### STATED PROBLEM
Make an exact copy of the entries, and keep any pictures out of it.

### Collection entries
◆ ◆ ◆ ◆ ◆ ◆ ◆
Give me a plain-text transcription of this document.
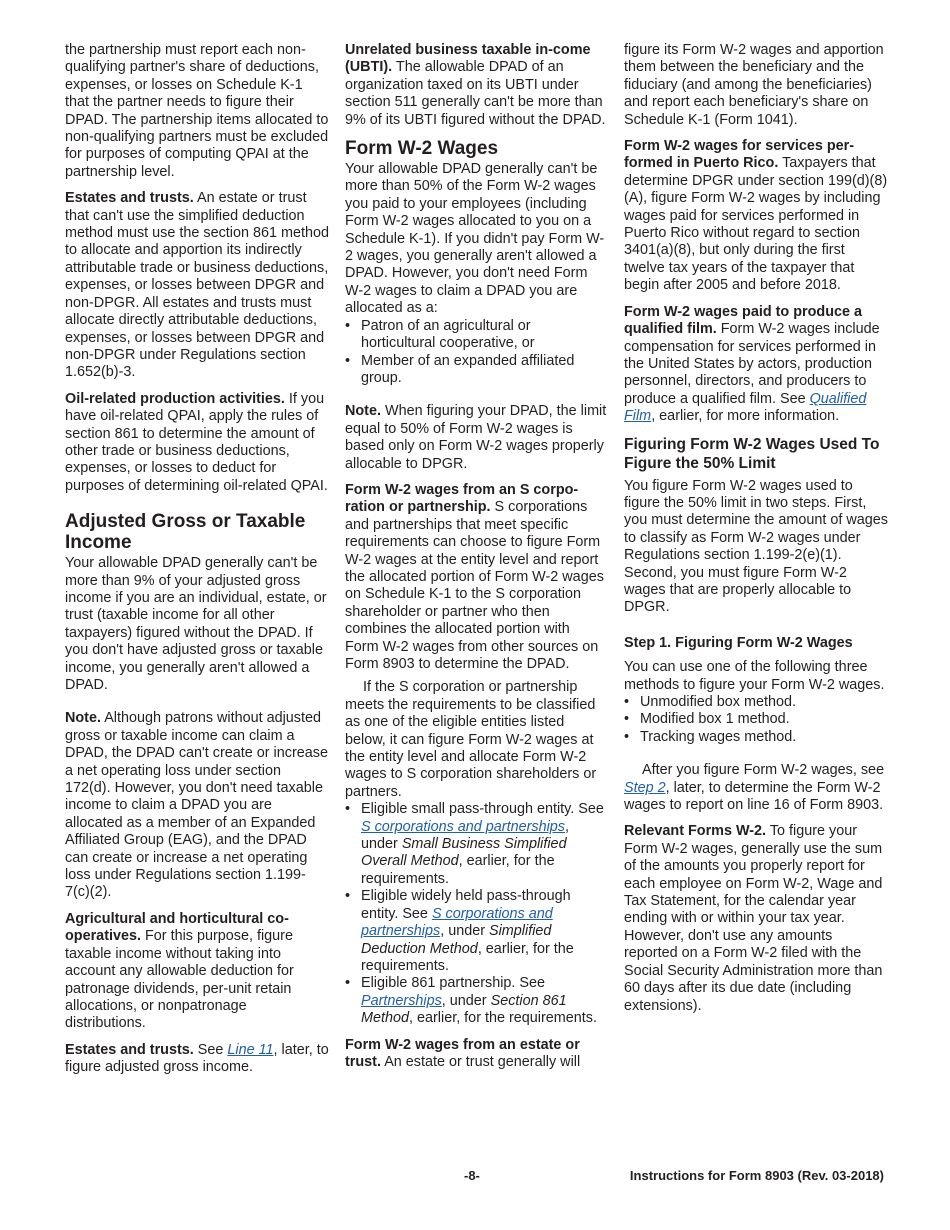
the partnership must report each non-qualifying partner's share of deductions, expenses, or losses on Schedule K-1 that the partner needs to figure their DPAD. The partnership items allocated to non-qualifying partners must be excluded for purposes of computing QPAI at the partnership level.

Estates and trusts. An estate or trust that can't use the simplified deduction method must use the section 861 method to allocate and apportion its indirectly attributable trade or business deductions, expenses, or losses between DPGR and non-DPGR. All estates and trusts must allocate directly attributable deductions, expenses, or losses between DPGR and non-DPGR under Regulations section 1.652(b)-3.

Oil-related production activities. If you have oil-related QPAI, apply the rules of section 861 to determine the amount of other trade or business deductions, expenses, or losses to deduct for purposes of determining oil-related QPAI.

Adjusted Gross or Taxable Income

Your allowable DPAD generally can't be more than 9% of your adjusted gross income if you are an individual, estate, or trust (taxable income for all other taxpayers) figured without the DPAD. If you don't have adjusted gross or taxable income, you generally aren't allowed a DPAD.

Note. Although patrons without adjusted gross or taxable income can claim a DPAD, the DPAD can't create or increase a net operating loss under section 172(d). However, you don't need taxable income to claim a DPAD you are allocated as a member of an Expanded Affiliated Group (EAG), and the DPAD can create or increase a net operating loss under Regulations section 1.199-7(c)(2).

Agricultural and horticultural co-operatives. For this purpose, figure taxable income without taking into account any allowable deduction for patronage dividends, per-unit retain allocations, or nonpatronage distributions.

Estates and trusts. See Line 11, later, to figure adjusted gross income.

Unrelated business taxable in-come (UBTI). The allowable DPAD of an organization taxed on its UBTI under section 511 generally can't be more than 9% of its UBTI figured without the DPAD.

Form W-2 Wages

Your allowable DPAD generally can't be more than 50% of the Form W-2 wages you paid to your employees (including Form W-2 wages allocated to you on a Schedule K-1). If you didn't pay Form W-2 wages, you generally aren't allowed a DPAD. However, you don't need Form W-2 wages to claim a DPAD you are allocated as a:

• Patron of an agricultural or horticultural cooperative, or
• Member of an expanded affiliated group.

Note. When figuring your DPAD, the limit equal to 50% of Form W-2 wages is based only on Form W-2 wages properly allocable to DPGR.

Form W-2 wages from an S corpo-ration or partnership. S corporations and partnerships that meet specific requirements can choose to figure Form W-2 wages at the entity level and report the allocated portion of Form W-2 wages on Schedule K-1 to the S corporation shareholder or partner who then combines the allocated portion with Form W-2 wages from other sources on Form 8903 to determine the DPAD.

If the S corporation or partnership meets the requirements to be classified as one of the eligible entities listed below, it can figure Form W-2 wages at the entity level and allocate Form W-2 wages to S corporation shareholders or partners.

• Eligible small pass-through entity. See S corporations and partnerships, under Small Business Simplified Overall Method, earlier, for the requirements.
• Eligible widely held pass-through entity. See S corporations and partnerships, under Simplified Deduction Method, earlier, for the requirements.
• Eligible 861 partnership. See Partnerships, under Section 861 Method, earlier, for the requirements.

Form W-2 wages from an estate or trust. An estate or trust generally will

figure its Form W-2 wages and apportion them between the beneficiary and the fiduciary (and among the beneficiaries) and report each beneficiary's share on Schedule K-1 (Form 1041).

Form W-2 wages for services per-formed in Puerto Rico. Taxpayers that determine DPGR under section 199(d)(8)(A), figure Form W-2 wages by including wages paid for services performed in Puerto Rico without regard to section 3401(a)(8), but only during the first twelve tax years of the taxpayer that begin after 2005 and before 2018.

Form W-2 wages paid to produce a qualified film. Form W-2 wages include compensation for services performed in the United States by actors, production personnel, directors, and producers to produce a qualified film. See Qualified Film, earlier, for more information.

Figuring Form W-2 Wages Used To Figure the 50% Limit

You figure Form W-2 wages used to figure the 50% limit in two steps. First, you must determine the amount of wages to classify as Form W-2 wages under Regulations section 1.199-2(e)(1). Second, you must figure Form W-2 wages that are properly allocable to DPGR.

Step 1. Figuring Form W-2 Wages

You can use one of the following three methods to figure your Form W-2 wages.

• Unmodified box method.
• Modified box 1 method.
• Tracking wages method.

After you figure Form W-2 wages, see Step 2, later, to determine the Form W-2 wages to report on line 16 of Form 8903.

Relevant Forms W-2. To figure your Form W-2 wages, generally use the sum of the amounts you properly report for each employee on Form W-2, Wage and Tax Statement, for the calendar year ending with or within your tax year. However, don't use any amounts reported on a Form W-2 filed with the Social Security Administration more than 60 days after its due date (including extensions).

-8-	Instructions for Form 8903 (Rev. 03-2018)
◆ ◆ ◆ ◆ ◆ ◆ ◆
### OUTPUT FOR THIS EXERCISE
Give me a plain-text transcription of this document.
the partnership must report each non-qualifying partner's share of deductions, expenses, or losses on Schedule K-1 that the partner needs to figure their DPAD. The partnership items allocated to non-qualifying partners must be excluded for purposes of computing QPAI at the partnership level.

Estates and trusts. An estate or trust that can't use the simplified deduction method must use the section 861 method to allocate and apportion its indirectly attributable trade or business deductions, expenses, or losses between DPGR and non-DPGR. All estates and trusts must allocate directly attributable deductions, expenses, or losses between DPGR and non-DPGR under Regulations section 1.652(b)-3.

Oil-related production activities. If you have oil-related QPAI, apply the rules of section 861 to determine the amount of other trade or business deductions, expenses, or losses to deduct for purposes of determining oil-related QPAI.

Adjusted Gross or Taxable Income

Your allowable DPAD generally can't be more than 9% of your adjusted gross income if you are an individual, estate, or trust (taxable income for all other taxpayers) figured without the DPAD. If you don't have adjusted gross or taxable income, you generally aren't allowed a DPAD.

Note. Although patrons without adjusted gross or taxable income can claim a DPAD, the DPAD can't create or increase a net operating loss under section 172(d). However, you don't need taxable income to claim a DPAD you are allocated as a member of an Expanded Affiliated Group (EAG), and the DPAD can create or increase a net operating loss under Regulations section 1.199-7(c)(2).

Agricultural and horticultural co-operatives. For this purpose, figure taxable income without taking into account any allowable deduction for patronage dividends, per-unit retain allocations, or nonpatronage distributions.

Estates and trusts. See Line 11, later, to figure adjusted gross income.

Unrelated business taxable in-come (UBTI). The allowable DPAD of an organization taxed on its UBTI under section 511 generally can't be more than 9% of its UBTI figured without the DPAD.

Form W-2 Wages

Your allowable DPAD generally can't be more than 50% of the Form W-2 wages you paid to your employees (including Form W-2 wages allocated to you on a Schedule K-1). If you didn't pay Form W-2 wages, you generally aren't allowed a DPAD. However, you don't need Form W-2 wages to claim a DPAD you are allocated as a:

• Patron of an agricultural or horticultural cooperative, or
• Member of an expanded affiliated group.

Note. When figuring your DPAD, the limit equal to 50% of Form W-2 wages is based only on Form W-2 wages properly allocable to DPGR.

Form W-2 wages from an S corpo-ration or partnership. S corporations and partnerships that meet specific requirements can choose to figure Form W-2 wages at the entity level and report the allocated portion of Form W-2 wages on Schedule K-1 to the S corporation shareholder or partner who then combines the allocated portion with Form W-2 wages from other sources on Form 8903 to determine the DPAD.

If the S corporation or partnership meets the requirements to be classified as one of the eligible entities listed below, it can figure Form W-2 wages at the entity level and allocate Form W-2 wages to S corporation shareholders or partners.

• Eligible small pass-through entity. See S corporations and partnerships, under Small Business Simplified Overall Method, earlier, for the requirements.
• Eligible widely held pass-through entity. See S corporations and partnerships, under Simplified Deduction Method, earlier, for the requirements.
• Eligible 861 partnership. See Partnerships, under Section 861 Method, earlier, for the requirements.

Form W-2 wages from an estate or trust. An estate or trust generally will

figure its Form W-2 wages and apportion them between the beneficiary and the fiduciary (and among the beneficiaries) and report each beneficiary's share on Schedule K-1 (Form 1041).

Form W-2 wages for services per-formed in Puerto Rico. Taxpayers that determine DPGR under section 199(d)(8)(A), figure Form W-2 wages by including wages paid for services performed in Puerto Rico without regard to section 3401(a)(8), but only during the first twelve tax years of the taxpayer that begin after 2005 and before 2018.

Form W-2 wages paid to produce a qualified film. Form W-2 wages include compensation for services performed in the United States by actors, production personnel, directors, and producers to produce a qualified film. See Qualified Film, earlier, for more information.

Figuring Form W-2 Wages Used To Figure the 50% Limit

You figure Form W-2 wages used to figure the 50% limit in two steps. First, you must determine the amount of wages to classify as Form W-2 wages under Regulations section 1.199-2(e)(1). Second, you must figure Form W-2 wages that are properly allocable to DPGR.

Step 1. Figuring Form W-2 Wages

You can use one of the following three methods to figure your Form W-2 wages.

• Unmodified box method.
• Modified box 1 method.
• Tracking wages method.

After you figure Form W-2 wages, see Step 2, later, to determine the Form W-2 wages to report on line 16 of Form 8903.

Relevant Forms W-2. To figure your Form W-2 wages, generally use the sum of the amounts you properly report for each employee on Form W-2, Wage and Tax Statement, for the calendar year ending with or within your tax year. However, don't use any amounts reported on a Form W-2 filed with the Social Security Administration more than 60 days after its due date (including extensions).

-8-	Instructions for Form 8903 (Rev. 03-2018)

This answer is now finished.